Kamis, 10 Oktober 2013

DESTINASI PULAU BUNTA - Bagian 1

Pulau Bunta. Sekilas kedengaran asing, karena tidak banyak yang mengetahui pulau tersebut. Hanya segelintir orang, bisa jadi yang hobi memancing atau suka berpetualang yang tahu tentang pulau ini. Pulau Bunta terletak di Peukan Bada, Aceh Besar. Sebuah pulau yang menyimpan berjuta keindahan mulai dari panorama yang indah, terumbu karang yang cantik tak kalah dari sabang, serta pulau ini terkenal karena tak ada tupai sehingga pohon kelapa dapat tumbuh subur, dan uniknya lagi di pulau ini tidak ada nyamuk.
Rasa penasaran yang tinggi mengundang saya untuk mencari akses kesana, dan mencoba menjumpai pak keuchik pulau bunta untuk meminta izin. pak keuchik begitu mendukung serta merekomendasikan kami untuk naik perahu pak Asri, salah seorang penduduk asli pulau bunta yang sering ke Banda Aceh. Akhirnya kami  memutuskan akan berangkat hari sabtu 31’agustus 2013.

***

Pagi ini saya dan 5 orang teman menumpang mobil Pick-up, kami duduk dibelakang dibawah sinar matahari pukul 10 yang tak segan-segan membakar kulit kami. Perkenalkan teman- temanku, Rinal, Ian, Laey, Edy, dan Surgek.  Di tambah empat orang teman Rinal yang naik motor, Ayi, Tm, Amar, dan Abot. Kami menuju daerah Lam Tengoh, disana tempat kami akan berangkat menuju destinasi.
Sebuah perahu hijau milik pak Asri sudah siap di ujung dermaga. tanpa menunggu lama kami langsung mengangkat barang-barang bawaan ke atas perahu sambil bercerita tentang kisah pulau bunta dengan pak Obay. Pak Obay bukan penduduk asli pulau bunta, tapi sudah menetap lama disana, jadi banyak hal yang dia tahu. Setelah semua naik perahu, kami berangkat.
--*--
**DAFTAR PERMINTAAN**
1) Ringkaslah kutipan tentang Pulau Bunta dalam dua kalimat.
2) Tuliskan kembali tanpa perubahan bagian kutipan yang diawali kata-kata "Rasa penasaran yang" dan diakhiri "berangkat menuju destinasi.".
3) Menurut kutipan, apa yang membuat pohon kelapa dapat tumbuh subur di Pulau Bunta?

**CUPLIKAN DATA**
--*--
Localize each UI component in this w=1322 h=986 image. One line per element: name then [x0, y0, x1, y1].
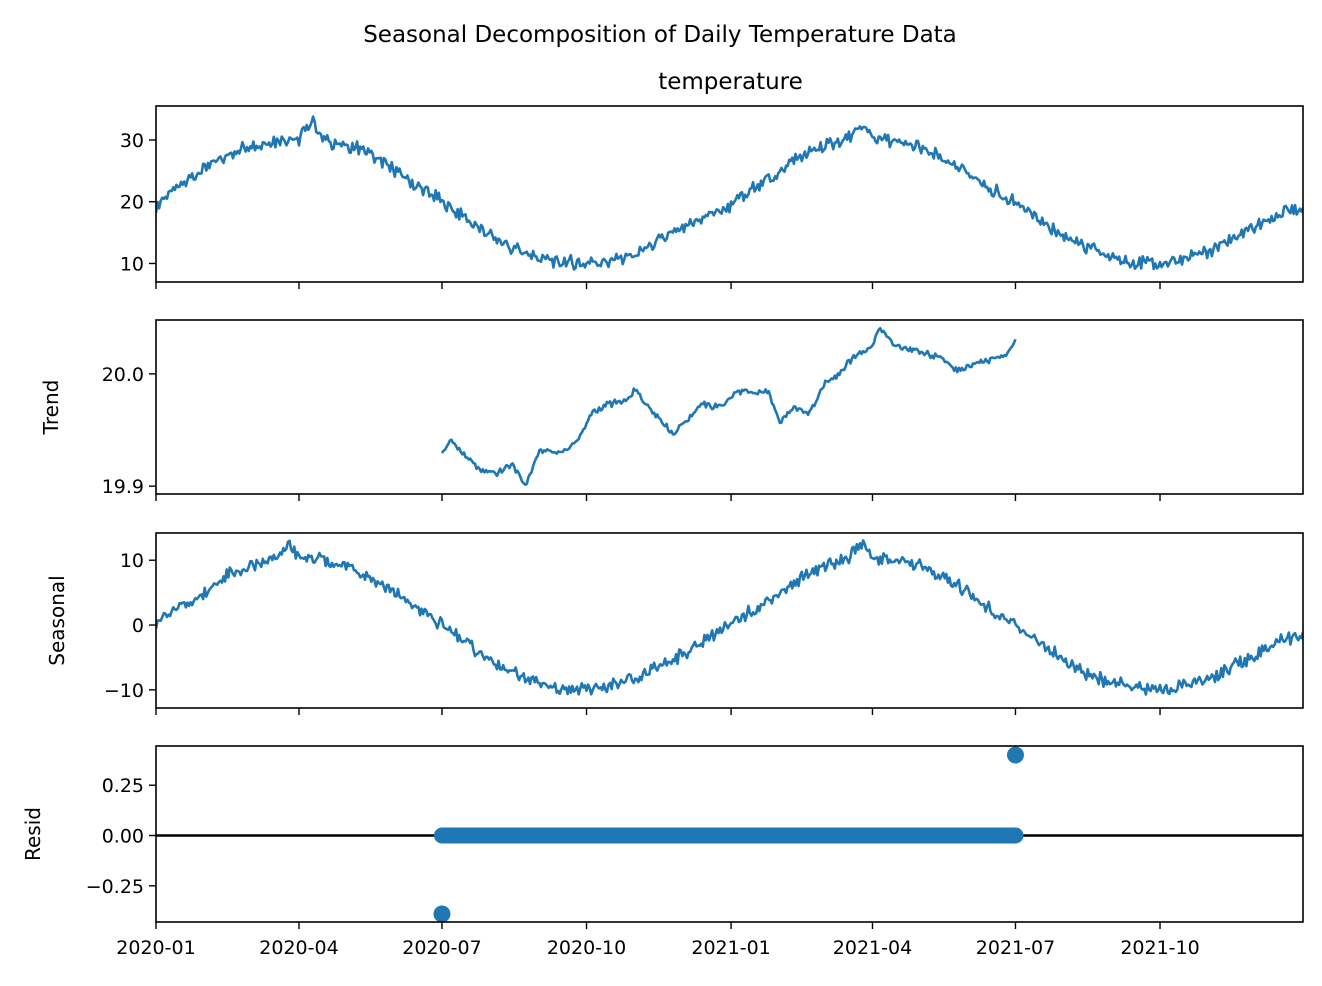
x-tick-label: 2020-07	[402, 937, 481, 959]
plot-area	[156, 539, 1303, 696]
residual-outlier-point	[433, 905, 451, 922]
x-tick-label: 2020-04	[259, 937, 338, 959]
y-tick-label: 10	[120, 550, 144, 572]
x-tick-label: 2021-10	[1120, 937, 1199, 959]
x-tick-label: 2021-01	[691, 937, 770, 959]
axes-frame	[155, 745, 1304, 923]
y-tick-label: 19.9	[102, 476, 144, 498]
x-tick-label: 2021-07	[976, 937, 1055, 959]
panel-title: temperature	[658, 69, 803, 95]
seasonal-panel: −10 0 10 Seasonal	[45, 532, 1304, 715]
plot-area	[156, 115, 1303, 271]
figure-title: Seasonal Decomposition of Daily Temperat…	[363, 22, 957, 48]
temperature-panel: 10 20 30 temperature	[120, 69, 1304, 289]
y-tick-label: 20.0	[102, 364, 144, 386]
decomposition-panels: 10 20 30 temperature 19.9 20.0 Trend −10 0 10 Seas…	[21, 69, 1304, 959]
trend-panel: 19.9 20.0 Trend	[39, 319, 1304, 501]
axes-frame	[155, 532, 1304, 709]
axes-frame	[155, 105, 1304, 283]
y-axis-label: Resid	[21, 807, 45, 861]
x-tick-label: 2020-01	[116, 937, 195, 959]
y-tick-label: 0.25	[102, 775, 144, 797]
y-tick-label: −10	[104, 680, 144, 702]
y-tick-label: 0	[132, 615, 144, 637]
resid-panel: −0.25 0.00 0.25 2020-01 2020-04 2020-07 2020-1…	[21, 745, 1304, 959]
x-tick-label: 2020-10	[547, 937, 626, 959]
residual-outlier-point	[1006, 746, 1024, 764]
y-axis-label: Trend	[39, 380, 63, 436]
series-line	[156, 539, 1303, 696]
y-tick-label: 0.00	[102, 826, 144, 848]
y-tick-label: 10	[120, 253, 144, 275]
series-line	[156, 115, 1303, 271]
y-axis-label: Seasonal	[45, 575, 69, 665]
axes-frame	[155, 319, 1304, 495]
plot-area	[156, 746, 1303, 922]
x-tick-label: 2021-04	[833, 937, 912, 959]
y-tick-label: 30	[120, 130, 144, 152]
plot-area	[440, 326, 1017, 486]
series-line	[440, 326, 1017, 486]
y-tick-label: −0.25	[86, 876, 144, 898]
y-tick-label: 20	[120, 192, 144, 214]
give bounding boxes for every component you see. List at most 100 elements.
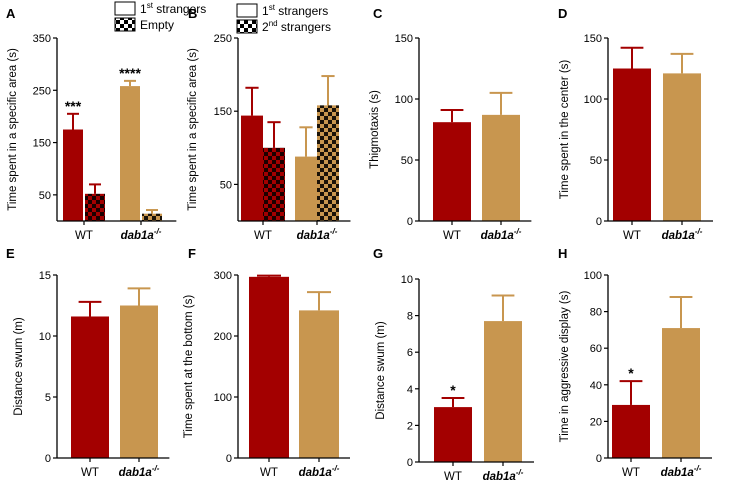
y-tick-label: 60 (590, 343, 602, 355)
x-tick-label: dab1a-/- (661, 464, 702, 479)
y-axis-label: Time spent in a specific area (s) (187, 48, 199, 211)
x-tick-label: dab1a-/- (297, 227, 338, 242)
y-tick-label: 10 (39, 331, 51, 343)
y-axis-label: Time spent in a specific area (s) (7, 48, 19, 211)
y-tick-label: 10 (401, 274, 413, 286)
bar (612, 404, 650, 458)
legend-label: 2nd strangers (262, 19, 331, 34)
significance-stars: *** (65, 98, 82, 114)
y-tick-label: 15 (39, 270, 51, 282)
bar (85, 193, 105, 221)
y-tick-label: 350 (33, 33, 51, 45)
y-axis-label: Time spent at the bottom (s) (183, 295, 195, 439)
x-tick-label: dab1a-/- (121, 227, 162, 242)
y-tick-label: 150 (33, 138, 51, 150)
legend-swatch (114, 17, 136, 32)
y-tick-label: 0 (45, 453, 51, 465)
x-tick-label: dab1a-/- (119, 464, 160, 479)
panel-letter: A (6, 6, 16, 21)
y-tick-label: 250 (33, 85, 51, 97)
panel-g: G Distance swum (m) * 0 2 4 6 8 10 WT dab1a-/- (373, 246, 534, 483)
bar (142, 213, 162, 221)
y-tick-label: 0 (596, 453, 602, 465)
panel-letter: F (188, 246, 196, 261)
y-axis-label: Time spent in the center (s) (559, 60, 571, 200)
x-tick-label: WT (623, 230, 641, 242)
x-tick-label: WT (443, 230, 461, 242)
legend-entry: Empty (114, 17, 174, 32)
legend-label: 1st strangers (140, 1, 206, 16)
y-tick-label: 20 (590, 416, 602, 428)
panel-letter: E (6, 246, 15, 261)
panel-d: D Time spent in the center (s) 0 50 100 150 WT… (558, 6, 713, 242)
legend-entry: 2nd strangers (236, 19, 331, 34)
panel-c: C Thigmotaxis (s) 0 50 100 150 WT dab1a-/- (369, 6, 532, 242)
y-tick-label: 2 (407, 420, 413, 432)
y-tick-label: 150 (214, 106, 232, 118)
bar (663, 73, 701, 221)
panel-f: F Time spent at the bottom (s) 0 100 200 300 W… (183, 246, 350, 479)
panel-letter: D (558, 6, 567, 21)
y-tick-label: 0 (226, 453, 232, 465)
legend-entry: 1st strangers (236, 3, 328, 18)
bar (299, 310, 339, 458)
legend-label: 1st strangers (262, 3, 328, 18)
y-axis-label: Distance swum (m) (13, 317, 25, 416)
y-tick-label: 100 (214, 392, 232, 404)
legend-label: Empty (140, 18, 174, 32)
bar (120, 305, 158, 458)
significance-stars: **** (119, 65, 141, 81)
bar (613, 68, 651, 221)
x-tick-label: WT (444, 471, 462, 483)
bar (71, 316, 109, 458)
y-tick-label: 40 (590, 380, 602, 392)
panel-letter: G (373, 246, 383, 261)
y-tick-label: 50 (401, 155, 413, 167)
y-tick-label: 50 (220, 179, 232, 191)
y-tick-label: 0 (596, 216, 602, 228)
legend-entry: 1st strangers (114, 1, 206, 16)
y-tick-label: 200 (214, 331, 232, 343)
panel-letter: H (558, 246, 567, 261)
y-axis-label: Time in aggressive display (s) (559, 290, 571, 442)
y-tick-label: 150 (584, 33, 602, 45)
panel-e: E Distance swum (m) 0 5 10 15 WT dab1a-/- (6, 246, 170, 479)
y-tick-label: 150 (395, 33, 413, 45)
y-tick-label: 5 (45, 392, 51, 404)
x-tick-label: WT (75, 230, 93, 242)
y-tick-label: 250 (214, 33, 232, 45)
y-tick-label: 100 (395, 94, 413, 106)
x-tick-label: WT (260, 467, 278, 479)
y-axis-label: Distance swum (m) (375, 321, 387, 420)
y-tick-label: 100 (584, 270, 602, 282)
x-tick-label: dab1a-/- (299, 464, 340, 479)
bar (63, 129, 83, 221)
bar (433, 122, 471, 221)
bar (120, 86, 140, 221)
x-tick-label: WT (254, 230, 272, 242)
bar (241, 115, 263, 221)
significance-stars: * (450, 382, 456, 398)
bar (484, 321, 522, 462)
bar (295, 156, 317, 221)
y-axis-label: Thigmotaxis (s) (369, 90, 381, 169)
y-tick-label: 0 (407, 457, 413, 469)
y-tick-label: 4 (407, 384, 413, 396)
x-tick-label: WT (81, 467, 99, 479)
y-tick-label: 8 (407, 311, 413, 323)
x-tick-label: dab1a-/- (483, 468, 524, 483)
bar (263, 147, 285, 221)
panel-b: B Time spent in a specific area (s) 50 150 2… (187, 3, 351, 242)
legend-swatch (236, 19, 258, 34)
bar (434, 407, 472, 462)
y-tick-label: 80 (590, 307, 602, 319)
y-tick-label: 300 (214, 270, 232, 282)
legend-swatch (236, 3, 258, 18)
x-tick-label: dab1a-/- (662, 227, 703, 242)
x-tick-label: WT (622, 467, 640, 479)
y-tick-label: 50 (590, 155, 602, 167)
x-tick-label: dab1a-/- (481, 227, 522, 242)
bar (662, 328, 700, 458)
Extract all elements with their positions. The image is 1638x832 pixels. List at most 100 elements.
--*--
**JAWABAN TIAP TUGAS**
1) Pulau Bunta di Peukan Bada, Aceh Besar, jarang dikenal orang, padahal pulau ini memiliki panorama indah dan terumbu karang cantik, tidak ada tupai sehingga pohon kelapa tumbuh subur, dan tidak ada nyamuk. Setelah mendapat dukungan pak keuchik, penulis bersama sejumlah teman berangkat dari Lam Tengoh dengan perahu hijau milik pak Asri.

2)
Rasa penasaran yang tinggi mengundang saya untuk mencari akses kesana, dan mencoba menjumpai pak keuchik pulau bunta untuk meminta izin. pak keuchik begitu mendukung serta merekomendasikan kami untuk naik perahu pak Asri, salah seorang penduduk asli pulau bunta yang sering ke Banda Aceh. Akhirnya kami  memutuskan akan berangkat hari sabtu 31’agustus 2013.

***

Pagi ini saya dan 5 orang teman menumpang mobil Pick-up, kami duduk dibelakang dibawah sinar matahari pukul 10 yang tak segan-segan membakar kulit kami. Perkenalkan teman- temanku, Rinal, Ian, Laey, Edy, dan Surgek.  Di tambah empat orang teman Rinal yang naik motor, Ayi, Tm, Amar, dan Abot. Kami menuju daerah Lam Tengoh, disana tempat kami akan berangkat menuju destinasi.

3) Di pulau itu tidak ada tupai.